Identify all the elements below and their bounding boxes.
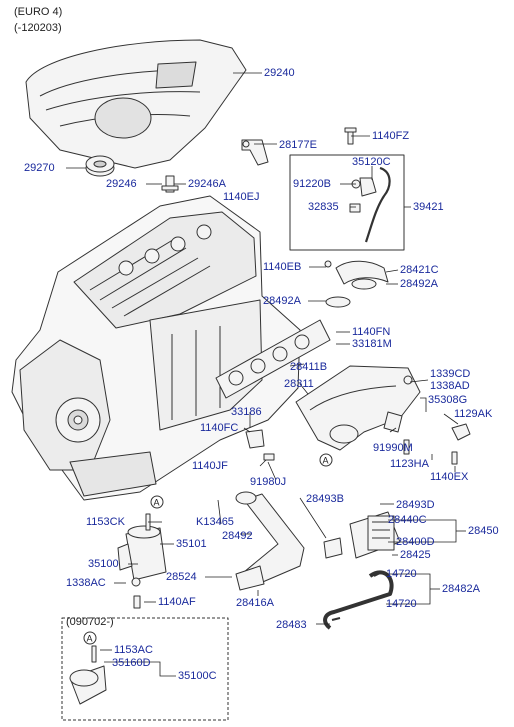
reference-circles	[83, 453, 333, 645]
callout-28416A[interactable]: 28416A	[236, 597, 274, 609]
callout-35101[interactable]: 35101	[176, 538, 207, 550]
engine-block	[11, 195, 301, 501]
egr-pipe-lower	[235, 491, 305, 591]
egr-cooler	[323, 511, 401, 559]
callout-29246[interactable]: 29246	[106, 178, 137, 190]
egr-valve	[117, 513, 167, 609]
callout-32835[interactable]: 32835	[308, 201, 339, 213]
heat-shield-small	[245, 411, 471, 465]
header-note-euro4: (EURO 4)	[14, 6, 63, 18]
bolt	[344, 127, 357, 145]
callout-33186[interactable]: 33186	[231, 406, 262, 418]
callout-35120C[interactable]: 35120C	[352, 156, 391, 168]
reference-a-2: A	[154, 498, 160, 508]
callout-28425[interactable]: 28425	[400, 549, 431, 561]
callout-29246A[interactable]: 29246A	[188, 178, 226, 190]
callout-29270[interactable]: 29270	[24, 162, 55, 174]
callout-28492A-lower[interactable]: 28492A	[263, 295, 301, 307]
exhaust-manifold	[295, 365, 421, 451]
callout-1140JF[interactable]: 1140JF	[192, 460, 228, 472]
engine-cover	[25, 39, 247, 169]
inset-box	[61, 617, 229, 721]
callout-35100[interactable]: 35100	[88, 558, 119, 570]
callout-28482A[interactable]: 28482A	[442, 583, 480, 595]
leader-lines	[66, 72, 466, 677]
callout-28177E[interactable]: 28177E	[279, 139, 317, 151]
callout-91980J[interactable]: 91980J	[250, 476, 287, 488]
callout-28492A-upper[interactable]: 28492A	[400, 278, 438, 290]
callout-39421[interactable]: 39421	[413, 201, 444, 213]
header-note-date: (-120203)	[14, 22, 62, 34]
callout-28450[interactable]: 28450	[468, 525, 499, 537]
egr-hose	[323, 570, 394, 630]
callout-K13465[interactable]: K13465	[196, 516, 234, 528]
callout-28493B[interactable]: 28493B	[306, 493, 344, 505]
callout-1140EB[interactable]: 1140EB	[263, 261, 302, 273]
callout-1140EJ[interactable]: 1140EJ	[223, 191, 260, 203]
callout-33181M[interactable]: 33181M	[352, 338, 392, 350]
callout-91220B[interactable]: 91220B	[293, 178, 331, 190]
callout-35100C[interactable]: 35100C	[178, 670, 217, 682]
callout-28492[interactable]: 28492	[222, 530, 253, 542]
callout-1140EX[interactable]: 1140EX	[430, 471, 469, 483]
reference-a-1: A	[323, 456, 329, 466]
callout-1338AD[interactable]: 1338AD	[430, 380, 470, 392]
callout-1338AC[interactable]: 1338AC	[66, 577, 106, 589]
callout-91990M[interactable]: 91990M	[373, 442, 413, 454]
callout-14720-lower[interactable]: 14720	[386, 598, 417, 610]
callout-28400D[interactable]: 28400D	[396, 536, 435, 548]
callout-35308G[interactable]: 35308G	[428, 394, 468, 406]
callout-28493D[interactable]: 28493D	[396, 499, 435, 511]
callout-1339CD[interactable]: 1339CD	[430, 368, 471, 380]
callout-1153AC[interactable]: 1153AC	[114, 644, 153, 656]
callout-1140FC[interactable]: 1140FC	[200, 422, 239, 434]
callout-14720-upper[interactable]: 14720	[386, 568, 417, 580]
callout-28421C[interactable]: 28421C	[400, 264, 439, 276]
callout-28524[interactable]: 28524	[166, 571, 197, 583]
callout-1153CK[interactable]: 1153CK	[86, 516, 125, 528]
callout-1140FN[interactable]: 1140FN	[352, 326, 391, 338]
grommet	[85, 155, 115, 177]
callout-1140AF[interactable]: 1140AF	[158, 596, 196, 608]
inset-title: (090702-)	[66, 616, 114, 628]
callout-1129AK[interactable]: 1129AK	[454, 408, 493, 420]
egr-pipe-upper	[324, 260, 389, 308]
callout-1123HA[interactable]: 1123HA	[390, 458, 429, 470]
callout-28440C[interactable]: 28440C	[388, 514, 427, 526]
dipstick-box	[289, 154, 405, 251]
callout-1140FZ[interactable]: 1140FZ	[372, 130, 410, 142]
callout-29240[interactable]: 29240	[264, 67, 295, 79]
callout-35160D[interactable]: 35160D	[112, 657, 151, 669]
reference-a-3: A	[87, 634, 93, 644]
callout-28483[interactable]: 28483	[276, 619, 307, 631]
manifold-gasket	[215, 319, 331, 399]
bracket	[241, 139, 269, 166]
callout-28311[interactable]: 28311	[284, 378, 314, 390]
callout-28411B[interactable]: 28411B	[290, 361, 328, 373]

• Problem requirements:
Please rewrite the listing above with "engine-cover" changed to "rocker-cover" and every other line left as it is. Leave the pictures out of your answer.

• Written response:
Identify all the elements below and their bounding boxes.
reference-circles	[83, 453, 333, 645]
callout-28416A[interactable]: 28416A	[236, 597, 274, 609]
callout-35101[interactable]: 35101	[176, 538, 207, 550]
engine-block	[11, 195, 301, 501]
egr-pipe-lower	[235, 491, 305, 591]
egr-cooler	[323, 511, 401, 559]
callout-29246[interactable]: 29246	[106, 178, 137, 190]
egr-valve	[117, 513, 167, 609]
callout-32835[interactable]: 32835	[308, 201, 339, 213]
heat-shield-small	[245, 411, 471, 465]
header-note-euro4: (EURO 4)	[14, 6, 63, 18]
bolt	[344, 127, 357, 145]
callout-33186[interactable]: 33186	[231, 406, 262, 418]
callout-35120C[interactable]: 35120C	[352, 156, 391, 168]
reference-a-2: A	[154, 498, 160, 508]
callout-28425[interactable]: 28425	[400, 549, 431, 561]
callout-29246A[interactable]: 29246A	[188, 178, 226, 190]
callout-29270[interactable]: 29270	[24, 162, 55, 174]
callout-28492A-lower[interactable]: 28492A	[263, 295, 301, 307]
exhaust-manifold	[295, 365, 421, 451]
callout-1140JF[interactable]: 1140JF	[192, 460, 228, 472]
rocker-cover	[25, 39, 247, 169]
inset-box	[61, 617, 229, 721]
callout-35100[interactable]: 35100	[88, 558, 119, 570]
callout-28482A[interactable]: 28482A	[442, 583, 480, 595]
leader-lines	[66, 72, 466, 677]
callout-28177E[interactable]: 28177E	[279, 139, 317, 151]
callout-91980J[interactable]: 91980J	[250, 476, 287, 488]
callout-28492A-upper[interactable]: 28492A	[400, 278, 438, 290]
callout-39421[interactable]: 39421	[413, 201, 444, 213]
header-note-date: (-120203)	[14, 22, 62, 34]
callout-28450[interactable]: 28450	[468, 525, 499, 537]
egr-hose	[323, 570, 394, 630]
callout-K13465[interactable]: K13465	[196, 516, 234, 528]
callout-28493B[interactable]: 28493B	[306, 493, 344, 505]
callout-1140EB[interactable]: 1140EB	[263, 261, 302, 273]
callout-1140EJ[interactable]: 1140EJ	[223, 191, 260, 203]
callout-33181M[interactable]: 33181M	[352, 338, 392, 350]
callout-91220B[interactable]: 91220B	[293, 178, 331, 190]
callout-35100C[interactable]: 35100C	[178, 670, 217, 682]
callout-28492[interactable]: 28492	[222, 530, 253, 542]
callout-1140EX[interactable]: 1140EX	[430, 471, 469, 483]
reference-a-1: A	[323, 456, 329, 466]
callout-1338AD[interactable]: 1338AD	[430, 380, 470, 392]
callout-1338AC[interactable]: 1338AC	[66, 577, 106, 589]
callout-91990M[interactable]: 91990M	[373, 442, 413, 454]
callout-14720-lower[interactable]: 14720	[386, 598, 417, 610]
callout-28400D[interactable]: 28400D	[396, 536, 435, 548]
callout-35308G[interactable]: 35308G	[428, 394, 468, 406]
callout-28493D[interactable]: 28493D	[396, 499, 435, 511]
callout-1339CD[interactable]: 1339CD	[430, 368, 471, 380]
callout-1153AC[interactable]: 1153AC	[114, 644, 153, 656]
callout-1140FC[interactable]: 1140FC	[200, 422, 239, 434]
callout-14720-upper[interactable]: 14720	[386, 568, 417, 580]
callout-28421C[interactable]: 28421C	[400, 264, 439, 276]
callout-28524[interactable]: 28524	[166, 571, 197, 583]
callout-1153CK[interactable]: 1153CK	[86, 516, 125, 528]
callout-1140FN[interactable]: 1140FN	[352, 326, 391, 338]
grommet	[85, 155, 115, 177]
callout-1140AF[interactable]: 1140AF	[158, 596, 196, 608]
inset-title: (090702-)	[66, 616, 114, 628]
callout-1129AK[interactable]: 1129AK	[454, 408, 493, 420]
egr-pipe-upper	[324, 260, 389, 308]
callout-1123HA[interactable]: 1123HA	[390, 458, 429, 470]
callout-28440C[interactable]: 28440C	[388, 514, 427, 526]
dipstick-box	[289, 154, 405, 251]
callout-1140FZ[interactable]: 1140FZ	[372, 130, 410, 142]
callout-29240[interactable]: 29240	[264, 67, 295, 79]
callout-35160D[interactable]: 35160D	[112, 657, 151, 669]
reference-a-3: A	[87, 634, 93, 644]
callout-28483[interactable]: 28483	[276, 619, 307, 631]
manifold-gasket	[215, 319, 331, 399]
bracket	[241, 139, 269, 166]
callout-28311[interactable]: 28311	[284, 378, 314, 390]
callout-28411B[interactable]: 28411B	[290, 361, 328, 373]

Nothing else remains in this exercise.